• Short exercise
Change every "colorbar-segment" to "colorbar-bin" in these lines for all the records, and keep everything else the same. Leave the pictures out of your answer.
# START OF Records
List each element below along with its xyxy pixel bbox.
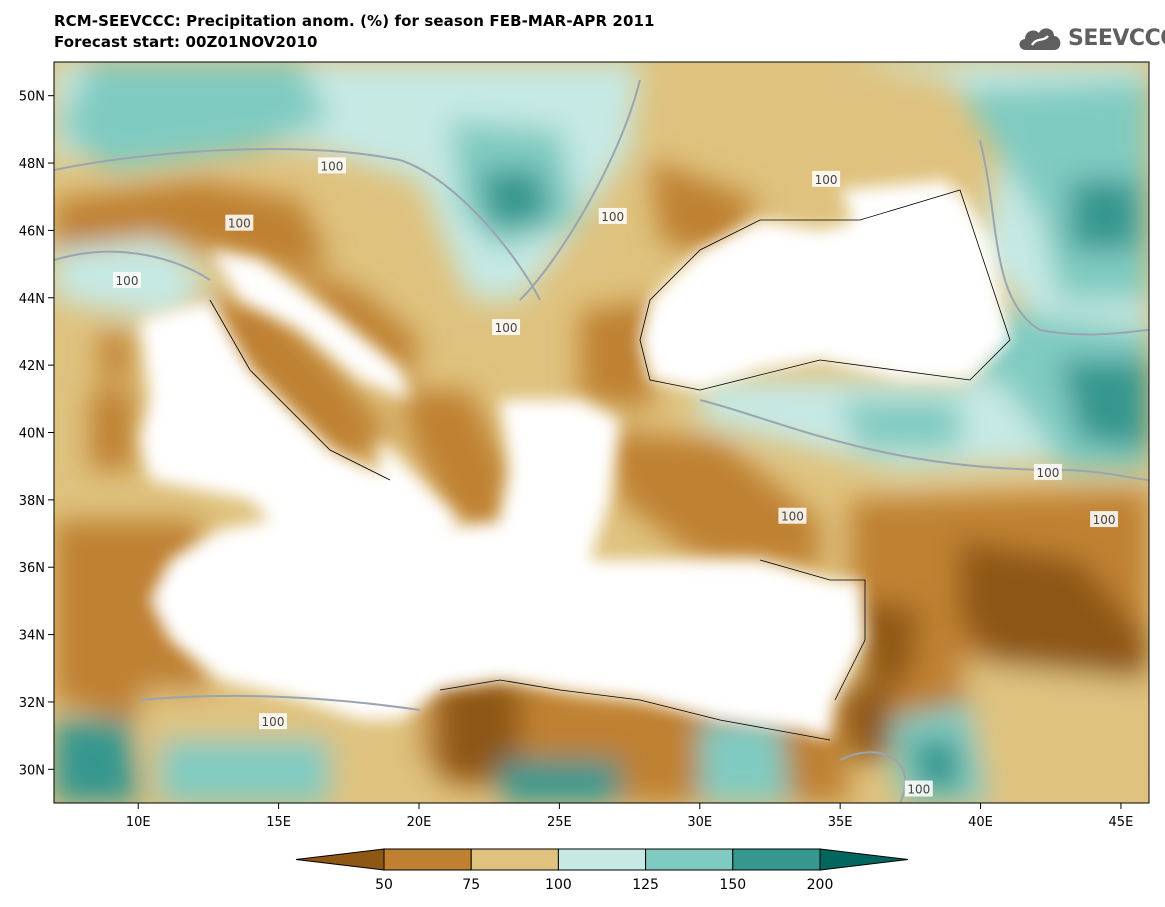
lat-tick-label: 36N [19, 561, 45, 576]
contour-label-bg [225, 214, 254, 231]
colorbar-segment [645, 848, 734, 871]
region-dinaric [280, 260, 420, 380]
logo-text: SEEVCCC [1068, 25, 1165, 51]
contour-label: 100 [116, 274, 139, 288]
contour-label-bg [1033, 463, 1062, 480]
ionian-sea [380, 440, 460, 540]
region-poland-core [480, 170, 550, 230]
contour-labels: 100 100 100 100 100 100 100 100 100 100 100 [113, 157, 1119, 797]
contour-label: 100 [1093, 513, 1116, 527]
colorbar-segment [470, 848, 559, 871]
region-cyrenaica-core [440, 680, 520, 780]
region-jordan-light [960, 660, 1149, 803]
contour-label: 100 [1036, 466, 1059, 480]
contour-label: 100 [495, 321, 518, 335]
adriatic-sea [210, 250, 410, 400]
colorbar-label: 150 [719, 877, 746, 893]
lon-tick-label: 30E [687, 815, 712, 830]
contour-label-bg [113, 271, 141, 288]
colorbar-label: 75 [462, 877, 480, 893]
contour-lines [54, 79, 1149, 803]
lon-tick-label: 10E [126, 815, 151, 830]
cloud-icon [1019, 28, 1061, 50]
region-turkey-south [600, 430, 820, 570]
region-nile-teal [700, 720, 790, 803]
lat-tick-label: 38N [19, 494, 45, 509]
lon-tick-label: 25E [547, 815, 572, 830]
lon-tick-label: 45E [1109, 815, 1134, 830]
lat-tick-label: 44N [19, 292, 45, 307]
region-sinai-core [910, 740, 960, 790]
lon-tick-label: 20E [407, 815, 432, 830]
lat-axis: 50N 48N 46N 44N 42N 40N 38N 36N 34N 32N 30N [19, 90, 54, 778]
contour-label: 100 [815, 173, 838, 187]
lon-tick-label: 15E [266, 815, 291, 830]
region-russia-core [1070, 180, 1140, 250]
region-algeria-teal [54, 720, 140, 803]
colorbar-label: 50 [375, 877, 393, 893]
lat-tick-label: 34N [19, 629, 45, 644]
map-field [54, 62, 1149, 803]
aegean-sea [500, 400, 620, 560]
region-alps [54, 180, 330, 270]
lat-tick-label: 48N [19, 157, 45, 172]
colorbar-segment [732, 848, 821, 871]
lon-axis: 10E 15E 20E 25E 30E 35E 40E 45E [126, 803, 1133, 830]
contour-label-bg [317, 157, 346, 174]
anomaly-field [54, 62, 1149, 803]
sea-mask [140, 180, 1010, 740]
contour-label-bg [259, 713, 287, 730]
region-levant-core [860, 600, 920, 690]
colorbar-segment [557, 848, 647, 871]
region-central-europe-core [60, 62, 330, 170]
contour-label-bg [812, 170, 841, 187]
seevccc-logo: SEEVCCC [1016, 23, 1165, 53]
colorbar-label: 200 [807, 877, 834, 893]
colorbar-label: 125 [632, 877, 659, 893]
contour-label-bg [1090, 511, 1119, 528]
colorbar-segment [383, 848, 472, 871]
azov-sea [840, 180, 950, 235]
lat-tick-label: 50N [19, 90, 45, 105]
lon-tick-label: 40E [968, 815, 993, 830]
region-turkey-teal [840, 400, 960, 450]
contour-label: 100 [228, 217, 251, 231]
region-greece [400, 390, 510, 540]
forecast-start-label: Forecast start: 00Z01NOV2010 [54, 33, 318, 51]
map-title: RCM-SEEVCCC: Precipitation anom. (%) for… [54, 12, 655, 30]
region-caucasus-core [1060, 360, 1149, 450]
contour-label: 100 [262, 715, 285, 729]
contour-label: 100 [781, 510, 804, 524]
colorbar-label: 100 [545, 877, 572, 893]
region-libya-west-teal [160, 740, 330, 803]
contour-label-bg [492, 319, 521, 336]
contour-label-bg [778, 507, 807, 524]
contour-label-bg [598, 207, 627, 224]
region-italy [200, 300, 390, 470]
lat-tick-label: 46N [19, 224, 45, 239]
lat-tick-label: 42N [19, 359, 45, 374]
contour-label: 100 [601, 210, 624, 224]
lat-tick-label: 32N [19, 696, 45, 711]
lon-tick-label: 35E [828, 815, 853, 830]
lat-tick-label: 30N [19, 763, 45, 778]
contour-label-bg [904, 780, 933, 797]
region-jordan-core [840, 680, 890, 760]
coastlines [209, 189, 1011, 741]
region-sardinia [90, 390, 135, 470]
contour-label: 100 [907, 783, 930, 797]
black-sea [640, 190, 1010, 390]
lat-tick-label: 40N [19, 427, 45, 442]
tyrrhenian-sea [140, 300, 865, 740]
colorbar-lower-triangle [295, 848, 385, 871]
region-corsica [100, 330, 130, 380]
region-bulgaria-east [580, 300, 660, 410]
colorbar-upper-triangle [819, 848, 909, 871]
colorbar: 50 75 100 125 150 200 [295, 848, 909, 893]
contour-label: 100 [321, 159, 344, 173]
region-egypt-teal [500, 760, 620, 803]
# END OF Records
• Task response
List each element below along with its xyxy pixel bbox.
lat-tick-label: 36N [19, 561, 45, 576]
contour-label-bg [225, 214, 254, 231]
colorbar-bin [645, 848, 734, 871]
region-dinaric [280, 260, 420, 380]
logo-text: SEEVCCC [1068, 25, 1165, 51]
contour-label: 100 [116, 274, 139, 288]
contour-label-bg [1033, 463, 1062, 480]
ionian-sea [380, 440, 460, 540]
region-poland-core [480, 170, 550, 230]
contour-labels: 100 100 100 100 100 100 100 100 100 100 100 [113, 157, 1119, 797]
contour-label: 100 [1093, 513, 1116, 527]
colorbar-bin [470, 848, 559, 871]
region-cyrenaica-core [440, 680, 520, 780]
region-jordan-light [960, 660, 1149, 803]
contour-label: 100 [1036, 466, 1059, 480]
contour-label: 100 [495, 321, 518, 335]
adriatic-sea [210, 250, 410, 400]
colorbar-label: 150 [719, 877, 746, 893]
lon-tick-label: 30E [687, 815, 712, 830]
contour-label-bg [113, 271, 141, 288]
colorbar-label: 75 [462, 877, 480, 893]
contour-lines [54, 79, 1149, 803]
lon-tick-label: 10E [126, 815, 151, 830]
cloud-icon [1019, 28, 1061, 50]
region-turkey-south [600, 430, 820, 570]
region-nile-teal [700, 720, 790, 803]
lat-tick-label: 38N [19, 494, 45, 509]
lon-tick-label: 25E [547, 815, 572, 830]
lon-tick-label: 45E [1109, 815, 1134, 830]
lat-tick-label: 44N [19, 292, 45, 307]
region-sinai-core [910, 740, 960, 790]
lon-tick-label: 20E [407, 815, 432, 830]
lat-axis: 50N 48N 46N 44N 42N 40N 38N 36N 34N 32N 30N [19, 90, 54, 778]
contour-label: 100 [815, 173, 838, 187]
lon-tick-label: 15E [266, 815, 291, 830]
region-russia-core [1070, 180, 1140, 250]
region-algeria-teal [54, 720, 140, 803]
colorbar-label: 50 [375, 877, 393, 893]
lat-tick-label: 34N [19, 629, 45, 644]
map-field [54, 62, 1149, 803]
aegean-sea [500, 400, 620, 560]
region-alps [54, 180, 330, 270]
lat-tick-label: 48N [19, 157, 45, 172]
colorbar-bin [732, 848, 821, 871]
lon-axis: 10E 15E 20E 25E 30E 35E 40E 45E [126, 803, 1133, 830]
contour-label-bg [317, 157, 346, 174]
anomaly-field [54, 62, 1149, 803]
sea-mask [140, 180, 1010, 740]
contour-label-bg [259, 713, 287, 730]
region-levant-core [860, 600, 920, 690]
colorbar-bin [557, 848, 647, 871]
region-central-europe-core [60, 62, 330, 170]
contour-label-bg [812, 170, 841, 187]
seevccc-logo: SEEVCCC [1016, 23, 1165, 53]
colorbar-label: 200 [807, 877, 834, 893]
colorbar-label: 125 [632, 877, 659, 893]
contour-label-bg [1090, 511, 1119, 528]
colorbar-bin [383, 848, 472, 871]
azov-sea [840, 180, 950, 235]
lat-tick-label: 50N [19, 90, 45, 105]
lon-tick-label: 40E [968, 815, 993, 830]
region-turkey-teal [840, 400, 960, 450]
contour-label: 100 [228, 217, 251, 231]
region-greece [400, 390, 510, 540]
forecast-start-label: Forecast start: 00Z01NOV2010 [54, 33, 318, 51]
map-title: RCM-SEEVCCC: Precipitation anom. (%) for… [54, 12, 655, 30]
region-caucasus-core [1060, 360, 1149, 450]
contour-label: 100 [262, 715, 285, 729]
contour-label: 100 [781, 510, 804, 524]
colorbar-label: 100 [545, 877, 572, 893]
region-libya-west-teal [160, 740, 330, 803]
contour-label-bg [492, 319, 521, 336]
contour-label-bg [778, 507, 807, 524]
contour-label-bg [598, 207, 627, 224]
region-italy [200, 300, 390, 470]
lat-tick-label: 46N [19, 224, 45, 239]
lat-tick-label: 42N [19, 359, 45, 374]
contour-label: 100 [601, 210, 624, 224]
lat-tick-label: 32N [19, 696, 45, 711]
lon-tick-label: 35E [828, 815, 853, 830]
lat-tick-label: 30N [19, 763, 45, 778]
contour-label-bg [904, 780, 933, 797]
region-jordan-core [840, 680, 890, 760]
coastlines [209, 189, 1011, 741]
region-sardinia [90, 390, 135, 470]
contour-label: 100 [907, 783, 930, 797]
black-sea [640, 190, 1010, 390]
lat-tick-label: 40N [19, 427, 45, 442]
tyrrhenian-sea [140, 300, 865, 740]
colorbar-lower-triangle [295, 848, 385, 871]
region-corsica [100, 330, 130, 380]
region-bulgaria-east [580, 300, 660, 410]
colorbar-upper-triangle [819, 848, 909, 871]
colorbar: 50 75 100 125 150 200 [295, 848, 909, 893]
contour-label: 100 [321, 159, 344, 173]
region-egypt-teal [500, 760, 620, 803]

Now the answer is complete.